» EXERCISE:
Extract each line of the data below exactly as written.

» EXERCISE DATA:
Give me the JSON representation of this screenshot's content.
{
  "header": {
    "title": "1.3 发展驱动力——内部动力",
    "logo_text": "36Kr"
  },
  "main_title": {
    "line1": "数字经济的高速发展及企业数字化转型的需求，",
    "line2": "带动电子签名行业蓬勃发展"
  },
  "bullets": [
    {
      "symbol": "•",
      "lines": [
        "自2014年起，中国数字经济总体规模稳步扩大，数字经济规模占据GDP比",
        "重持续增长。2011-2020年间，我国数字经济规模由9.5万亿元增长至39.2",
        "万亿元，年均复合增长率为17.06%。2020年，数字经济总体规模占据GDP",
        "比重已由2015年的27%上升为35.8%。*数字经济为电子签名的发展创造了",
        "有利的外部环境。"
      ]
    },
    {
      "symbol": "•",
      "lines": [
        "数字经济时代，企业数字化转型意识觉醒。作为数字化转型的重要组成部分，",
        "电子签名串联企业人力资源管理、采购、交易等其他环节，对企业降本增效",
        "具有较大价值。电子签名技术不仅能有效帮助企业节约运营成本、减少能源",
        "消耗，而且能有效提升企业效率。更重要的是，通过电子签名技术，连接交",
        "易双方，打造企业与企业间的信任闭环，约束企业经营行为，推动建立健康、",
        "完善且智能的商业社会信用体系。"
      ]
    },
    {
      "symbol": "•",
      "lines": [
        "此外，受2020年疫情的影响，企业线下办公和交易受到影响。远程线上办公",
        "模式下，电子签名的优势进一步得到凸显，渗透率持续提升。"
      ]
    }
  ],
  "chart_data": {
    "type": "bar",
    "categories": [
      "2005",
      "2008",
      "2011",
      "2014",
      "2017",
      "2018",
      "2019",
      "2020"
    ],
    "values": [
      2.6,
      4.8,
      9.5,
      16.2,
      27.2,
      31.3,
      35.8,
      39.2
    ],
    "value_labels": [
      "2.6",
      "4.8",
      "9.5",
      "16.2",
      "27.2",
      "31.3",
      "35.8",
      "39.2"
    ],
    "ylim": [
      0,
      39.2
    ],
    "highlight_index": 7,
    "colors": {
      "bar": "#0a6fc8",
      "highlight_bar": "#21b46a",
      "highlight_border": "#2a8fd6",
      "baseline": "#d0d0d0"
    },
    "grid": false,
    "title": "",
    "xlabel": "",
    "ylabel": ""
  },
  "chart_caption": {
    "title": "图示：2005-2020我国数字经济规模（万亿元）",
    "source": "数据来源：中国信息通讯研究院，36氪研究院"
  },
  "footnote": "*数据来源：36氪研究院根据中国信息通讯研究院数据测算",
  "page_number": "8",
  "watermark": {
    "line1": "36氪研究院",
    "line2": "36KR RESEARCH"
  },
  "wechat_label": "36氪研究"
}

» FINAL ANSWER:
Give me the JSON representation of this screenshot's content.
{
  "header": {
    "title": "1.3 发展驱动力——内部动力",
    "logo_text": "36Kr"
  },
  "main_title": {
    "line1": "数字经济的高速发展及企业数字化转型的需求，",
    "line2": "带动电子签名行业蓬勃发展"
  },
  "bullets": [
    {
      "symbol": "•",
      "lines": [
        "自2014年起，中国数字经济总体规模稳步扩大，数字经济规模占据GDP比",
        "重持续增长。2011-2020年间，我国数字经济规模由9.5万亿元增长至39.2",
        "万亿元，年均复合增长率为17.06%。2020年，数字经济总体规模占据GDP",
        "比重已由2015年的27%上升为35.8%。*数字经济为电子签名的发展创造了",
        "有利的外部环境。"
      ]
    },
    {
      "symbol": "•",
      "lines": [
        "数字经济时代，企业数字化转型意识觉醒。作为数字化转型的重要组成部分，",
        "电子签名串联企业人力资源管理、采购、交易等其他环节，对企业降本增效",
        "具有较大价值。电子签名技术不仅能有效帮助企业节约运营成本、减少能源",
        "消耗，而且能有效提升企业效率。更重要的是，通过电子签名技术，连接交",
        "易双方，打造企业与企业间的信任闭环，约束企业经营行为，推动建立健康、",
        "完善且智能的商业社会信用体系。"
      ]
    },
    {
      "symbol": "•",
      "lines": [
        "此外，受2020年疫情的影响，企业线下办公和交易受到影响。远程线上办公",
        "模式下，电子签名的优势进一步得到凸显，渗透率持续提升。"
      ]
    }
  ],
  "chart_data": {
    "type": "bar",
    "categories": [
      "2005",
      "2008",
      "2011",
      "2014",
      "2017",
      "2018",
      "2019",
      "2020"
    ],
    "values": [
      2.6,
      4.8,
      9.5,
      16.2,
      27.2,
      31.3,
      35.8,
      39.2
    ],
    "value_labels": [
      "2.6",
      "4.8",
      "9.5",
      "16.2",
      "27.2",
      "31.3",
      "35.8",
      "39.2"
    ],
    "ylim": [
      0,
      39.2
    ],
    "highlight_index": 7,
    "colors": {
      "bar": "#0a6fc8",
      "highlight_bar": "#21b46a",
      "highlight_border": "#2a8fd6",
      "baseline": "#d0d0d0"
    },
    "grid": false,
    "title": "",
    "xlabel": "",
    "ylabel": ""
  },
  "chart_caption": {
    "title": "图示：2005-2020我国数字经济规模（万亿元）",
    "source": "数据来源：中国信息通讯研究院，36氪研究院"
  },
  "footnote": "*数据来源：36氪研究院根据中国信息通讯研究院数据测算",
  "page_number": "8",
  "watermark": {
    "line1": "36氪研究院",
    "line2": "36KR RESEARCH"
  },
  "wechat_label": "36氪研究"
}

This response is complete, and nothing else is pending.